## Extracted records

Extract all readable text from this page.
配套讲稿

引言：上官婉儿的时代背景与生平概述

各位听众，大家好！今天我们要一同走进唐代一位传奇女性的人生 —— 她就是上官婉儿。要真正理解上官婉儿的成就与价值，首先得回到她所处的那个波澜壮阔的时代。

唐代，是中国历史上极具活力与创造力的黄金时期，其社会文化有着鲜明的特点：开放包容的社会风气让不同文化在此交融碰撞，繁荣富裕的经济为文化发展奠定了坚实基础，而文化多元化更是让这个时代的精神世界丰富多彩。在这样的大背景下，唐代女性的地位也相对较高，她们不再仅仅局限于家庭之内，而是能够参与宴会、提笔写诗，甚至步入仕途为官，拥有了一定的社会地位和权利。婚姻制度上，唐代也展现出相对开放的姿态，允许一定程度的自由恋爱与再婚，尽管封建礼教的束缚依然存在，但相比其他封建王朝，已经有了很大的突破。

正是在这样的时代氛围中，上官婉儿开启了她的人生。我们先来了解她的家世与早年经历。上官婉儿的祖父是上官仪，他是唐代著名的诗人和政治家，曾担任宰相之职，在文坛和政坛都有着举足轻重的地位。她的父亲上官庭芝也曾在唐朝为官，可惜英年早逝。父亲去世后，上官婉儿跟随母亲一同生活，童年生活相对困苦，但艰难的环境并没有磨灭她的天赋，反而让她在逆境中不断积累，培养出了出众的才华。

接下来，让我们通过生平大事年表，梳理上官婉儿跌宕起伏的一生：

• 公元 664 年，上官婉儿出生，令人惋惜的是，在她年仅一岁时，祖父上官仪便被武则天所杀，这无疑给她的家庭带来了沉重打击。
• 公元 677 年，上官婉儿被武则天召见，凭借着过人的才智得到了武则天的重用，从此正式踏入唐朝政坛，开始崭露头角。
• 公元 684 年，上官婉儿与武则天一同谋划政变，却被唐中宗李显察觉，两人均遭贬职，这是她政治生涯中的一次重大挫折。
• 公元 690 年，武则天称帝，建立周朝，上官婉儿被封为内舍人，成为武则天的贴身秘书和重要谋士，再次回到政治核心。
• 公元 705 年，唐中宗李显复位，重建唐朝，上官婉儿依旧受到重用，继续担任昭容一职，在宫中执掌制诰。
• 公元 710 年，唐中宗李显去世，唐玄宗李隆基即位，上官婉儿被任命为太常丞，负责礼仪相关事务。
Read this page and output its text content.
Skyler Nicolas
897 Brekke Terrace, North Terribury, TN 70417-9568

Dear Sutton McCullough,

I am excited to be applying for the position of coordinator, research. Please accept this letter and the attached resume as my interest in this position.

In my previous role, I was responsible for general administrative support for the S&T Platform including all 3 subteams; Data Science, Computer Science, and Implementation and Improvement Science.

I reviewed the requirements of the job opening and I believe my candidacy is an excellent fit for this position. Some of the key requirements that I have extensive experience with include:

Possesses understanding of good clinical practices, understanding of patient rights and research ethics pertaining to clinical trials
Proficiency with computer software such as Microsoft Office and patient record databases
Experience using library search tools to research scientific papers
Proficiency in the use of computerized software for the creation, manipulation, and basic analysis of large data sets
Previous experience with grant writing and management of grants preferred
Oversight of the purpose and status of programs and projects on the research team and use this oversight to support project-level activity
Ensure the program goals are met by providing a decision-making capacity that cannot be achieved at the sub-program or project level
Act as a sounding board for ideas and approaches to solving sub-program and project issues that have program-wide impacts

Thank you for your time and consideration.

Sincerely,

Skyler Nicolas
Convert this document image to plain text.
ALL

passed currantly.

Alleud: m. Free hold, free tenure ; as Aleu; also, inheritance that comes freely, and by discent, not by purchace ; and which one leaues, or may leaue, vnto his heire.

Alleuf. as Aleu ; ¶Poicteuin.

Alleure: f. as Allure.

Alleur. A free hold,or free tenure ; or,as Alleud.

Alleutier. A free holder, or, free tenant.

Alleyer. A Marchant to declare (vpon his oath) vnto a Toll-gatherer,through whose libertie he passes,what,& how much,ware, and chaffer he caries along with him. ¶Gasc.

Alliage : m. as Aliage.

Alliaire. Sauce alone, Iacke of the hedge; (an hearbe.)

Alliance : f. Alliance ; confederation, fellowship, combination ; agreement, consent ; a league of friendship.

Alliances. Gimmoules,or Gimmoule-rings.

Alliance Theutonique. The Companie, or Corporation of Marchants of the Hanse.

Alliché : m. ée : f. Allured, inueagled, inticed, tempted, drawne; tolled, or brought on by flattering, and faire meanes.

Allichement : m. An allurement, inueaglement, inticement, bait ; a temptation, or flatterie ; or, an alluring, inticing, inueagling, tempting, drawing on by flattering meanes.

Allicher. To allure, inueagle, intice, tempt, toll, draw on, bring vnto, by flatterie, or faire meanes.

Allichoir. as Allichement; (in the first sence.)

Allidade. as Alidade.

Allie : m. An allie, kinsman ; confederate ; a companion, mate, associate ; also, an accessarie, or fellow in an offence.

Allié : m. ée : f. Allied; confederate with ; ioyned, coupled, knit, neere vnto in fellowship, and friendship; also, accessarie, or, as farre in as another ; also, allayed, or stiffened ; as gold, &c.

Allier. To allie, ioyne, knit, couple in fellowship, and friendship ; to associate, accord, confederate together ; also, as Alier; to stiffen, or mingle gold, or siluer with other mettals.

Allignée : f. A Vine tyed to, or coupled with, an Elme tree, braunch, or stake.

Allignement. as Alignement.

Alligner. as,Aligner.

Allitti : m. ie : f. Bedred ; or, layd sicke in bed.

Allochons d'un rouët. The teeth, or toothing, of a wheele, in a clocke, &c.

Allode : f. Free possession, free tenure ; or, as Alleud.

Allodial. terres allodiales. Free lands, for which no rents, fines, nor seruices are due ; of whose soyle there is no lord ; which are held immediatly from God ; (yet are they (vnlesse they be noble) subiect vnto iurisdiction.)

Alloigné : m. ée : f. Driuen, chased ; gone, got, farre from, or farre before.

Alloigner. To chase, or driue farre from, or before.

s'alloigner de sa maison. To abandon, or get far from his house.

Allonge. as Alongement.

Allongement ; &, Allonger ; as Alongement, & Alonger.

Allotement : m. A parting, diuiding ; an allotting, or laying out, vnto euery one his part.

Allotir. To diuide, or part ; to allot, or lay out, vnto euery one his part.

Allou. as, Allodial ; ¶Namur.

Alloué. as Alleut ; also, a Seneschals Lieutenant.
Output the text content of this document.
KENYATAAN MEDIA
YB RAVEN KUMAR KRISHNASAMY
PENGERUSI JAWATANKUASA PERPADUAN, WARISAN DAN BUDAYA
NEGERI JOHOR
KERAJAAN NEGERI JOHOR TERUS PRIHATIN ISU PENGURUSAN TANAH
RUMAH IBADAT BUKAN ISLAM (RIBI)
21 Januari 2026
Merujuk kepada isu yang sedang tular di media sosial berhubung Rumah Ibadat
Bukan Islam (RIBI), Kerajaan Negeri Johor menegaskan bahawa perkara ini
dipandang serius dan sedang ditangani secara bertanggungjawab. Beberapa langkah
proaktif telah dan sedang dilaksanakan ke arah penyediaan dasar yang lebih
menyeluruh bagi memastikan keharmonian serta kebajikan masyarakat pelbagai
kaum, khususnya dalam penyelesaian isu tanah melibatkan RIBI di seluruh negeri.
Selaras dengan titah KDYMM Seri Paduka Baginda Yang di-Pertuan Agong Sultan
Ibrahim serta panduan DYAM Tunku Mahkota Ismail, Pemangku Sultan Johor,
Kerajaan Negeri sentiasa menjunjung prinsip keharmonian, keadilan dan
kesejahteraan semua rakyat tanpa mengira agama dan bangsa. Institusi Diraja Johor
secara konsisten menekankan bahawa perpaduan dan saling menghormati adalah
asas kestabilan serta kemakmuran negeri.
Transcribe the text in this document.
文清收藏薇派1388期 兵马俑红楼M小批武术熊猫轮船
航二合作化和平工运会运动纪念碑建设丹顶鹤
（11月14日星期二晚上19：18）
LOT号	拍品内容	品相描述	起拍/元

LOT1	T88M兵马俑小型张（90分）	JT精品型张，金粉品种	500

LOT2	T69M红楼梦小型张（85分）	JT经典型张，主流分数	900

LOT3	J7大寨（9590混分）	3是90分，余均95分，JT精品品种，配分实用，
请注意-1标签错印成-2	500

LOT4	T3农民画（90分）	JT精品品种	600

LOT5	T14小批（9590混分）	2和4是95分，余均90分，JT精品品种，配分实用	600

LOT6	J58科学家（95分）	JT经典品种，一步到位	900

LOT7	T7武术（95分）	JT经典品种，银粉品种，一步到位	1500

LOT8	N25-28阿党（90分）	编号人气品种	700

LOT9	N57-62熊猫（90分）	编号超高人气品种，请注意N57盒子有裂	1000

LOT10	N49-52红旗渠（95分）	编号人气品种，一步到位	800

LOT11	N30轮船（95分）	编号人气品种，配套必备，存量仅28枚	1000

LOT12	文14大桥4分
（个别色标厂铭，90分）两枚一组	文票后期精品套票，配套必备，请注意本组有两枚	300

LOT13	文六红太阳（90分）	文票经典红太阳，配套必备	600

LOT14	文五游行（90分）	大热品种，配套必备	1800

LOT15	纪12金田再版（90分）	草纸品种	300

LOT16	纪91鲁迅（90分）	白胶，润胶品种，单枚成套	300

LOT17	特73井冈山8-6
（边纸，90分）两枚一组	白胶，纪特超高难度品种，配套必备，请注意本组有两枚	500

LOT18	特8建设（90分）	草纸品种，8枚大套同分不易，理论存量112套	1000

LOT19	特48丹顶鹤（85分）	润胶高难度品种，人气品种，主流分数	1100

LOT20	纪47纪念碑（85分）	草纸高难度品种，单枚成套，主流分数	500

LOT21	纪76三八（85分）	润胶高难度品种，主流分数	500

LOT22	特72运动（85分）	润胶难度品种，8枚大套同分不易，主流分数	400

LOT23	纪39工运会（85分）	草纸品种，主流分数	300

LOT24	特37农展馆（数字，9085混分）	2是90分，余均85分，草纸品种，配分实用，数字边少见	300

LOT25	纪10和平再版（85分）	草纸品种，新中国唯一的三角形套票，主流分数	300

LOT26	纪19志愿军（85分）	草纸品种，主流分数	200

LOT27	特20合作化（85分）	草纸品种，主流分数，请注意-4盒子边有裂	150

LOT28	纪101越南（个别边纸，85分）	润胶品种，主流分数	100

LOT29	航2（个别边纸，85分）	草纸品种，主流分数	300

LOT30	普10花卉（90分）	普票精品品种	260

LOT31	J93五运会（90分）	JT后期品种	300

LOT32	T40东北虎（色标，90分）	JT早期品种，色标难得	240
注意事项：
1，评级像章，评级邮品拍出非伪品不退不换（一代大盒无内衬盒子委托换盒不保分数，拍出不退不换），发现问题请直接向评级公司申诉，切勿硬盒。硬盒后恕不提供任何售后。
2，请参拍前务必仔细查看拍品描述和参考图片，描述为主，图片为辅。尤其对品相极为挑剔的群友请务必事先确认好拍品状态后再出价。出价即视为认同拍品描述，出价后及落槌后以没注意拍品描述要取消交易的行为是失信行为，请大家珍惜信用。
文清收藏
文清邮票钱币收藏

## Instructions for the task
All lines that include "level" are to be gathered and copied.

## Problem solution
Oversight of the purpose and status of programs and projects on the research team and use this oversight to support project-level activity
Ensure the program goals are met by providing a decision-making capacity that cannot be achieved at the sub-program or project level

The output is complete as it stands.